# WHAT NEEDS TO BE DONE:
Every line of the records below should be restated exactly.

# SUPPLIED MATERIAL:

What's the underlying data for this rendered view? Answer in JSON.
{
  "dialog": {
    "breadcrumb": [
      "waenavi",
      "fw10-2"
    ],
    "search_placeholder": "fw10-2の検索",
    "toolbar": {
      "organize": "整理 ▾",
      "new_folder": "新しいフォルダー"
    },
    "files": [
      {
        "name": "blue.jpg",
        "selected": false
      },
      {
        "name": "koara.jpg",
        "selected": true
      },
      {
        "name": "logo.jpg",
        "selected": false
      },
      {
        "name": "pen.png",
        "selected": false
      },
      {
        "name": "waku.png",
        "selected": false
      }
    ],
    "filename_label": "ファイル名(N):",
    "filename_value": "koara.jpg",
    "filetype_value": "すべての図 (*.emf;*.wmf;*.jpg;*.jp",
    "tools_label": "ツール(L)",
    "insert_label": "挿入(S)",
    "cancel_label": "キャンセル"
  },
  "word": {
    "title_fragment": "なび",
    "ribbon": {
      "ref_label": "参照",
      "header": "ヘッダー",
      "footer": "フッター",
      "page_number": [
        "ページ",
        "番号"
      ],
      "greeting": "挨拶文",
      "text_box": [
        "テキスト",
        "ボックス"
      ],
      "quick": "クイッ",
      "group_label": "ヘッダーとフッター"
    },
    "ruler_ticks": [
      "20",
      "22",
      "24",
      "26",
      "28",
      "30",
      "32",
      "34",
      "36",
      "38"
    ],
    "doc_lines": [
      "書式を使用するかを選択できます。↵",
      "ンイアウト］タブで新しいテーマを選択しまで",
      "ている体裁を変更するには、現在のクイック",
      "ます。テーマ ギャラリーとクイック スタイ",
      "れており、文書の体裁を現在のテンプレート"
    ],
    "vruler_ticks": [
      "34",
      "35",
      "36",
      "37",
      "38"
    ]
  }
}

# SOLUTION:
What's the underlying data for this rendered view? Answer in JSON.
{
  "dialog": {
    "breadcrumb": [
      "waenavi",
      "fw10-2"
    ],
    "search_placeholder": "fw10-2の検索",
    "toolbar": {
      "organize": "整理 ▾",
      "new_folder": "新しいフォルダー"
    },
    "files": [
      {
        "name": "blue.jpg",
        "selected": false
      },
      {
        "name": "koara.jpg",
        "selected": true
      },
      {
        "name": "logo.jpg",
        "selected": false
      },
      {
        "name": "pen.png",
        "selected": false
      },
      {
        "name": "waku.png",
        "selected": false
      }
    ],
    "filename_label": "ファイル名(N):",
    "filename_value": "koara.jpg",
    "filetype_value": "すべての図 (*.emf;*.wmf;*.jpg;*.jp",
    "tools_label": "ツール(L)",
    "insert_label": "挿入(S)",
    "cancel_label": "キャンセル"
  },
  "word": {
    "title_fragment": "なび",
    "ribbon": {
      "ref_label": "参照",
      "header": "ヘッダー",
      "footer": "フッター",
      "page_number": [
        "ページ",
        "番号"
      ],
      "greeting": "挨拶文",
      "text_box": [
        "テキスト",
        "ボックス"
      ],
      "quick": "クイッ",
      "group_label": "ヘッダーとフッター"
    },
    "ruler_ticks": [
      "20",
      "22",
      "24",
      "26",
      "28",
      "30",
      "32",
      "34",
      "36",
      "38"
    ],
    "doc_lines": [
      "書式を使用するかを選択できます。↵",
      "ンイアウト］タブで新しいテーマを選択しまで",
      "ている体裁を変更するには、現在のクイック",
      "ます。テーマ ギャラリーとクイック スタイ",
      "れており、文書の体裁を現在のテンプレート"
    ],
    "vruler_ticks": [
      "34",
      "35",
      "36",
      "37",
      "38"
    ]
  }
}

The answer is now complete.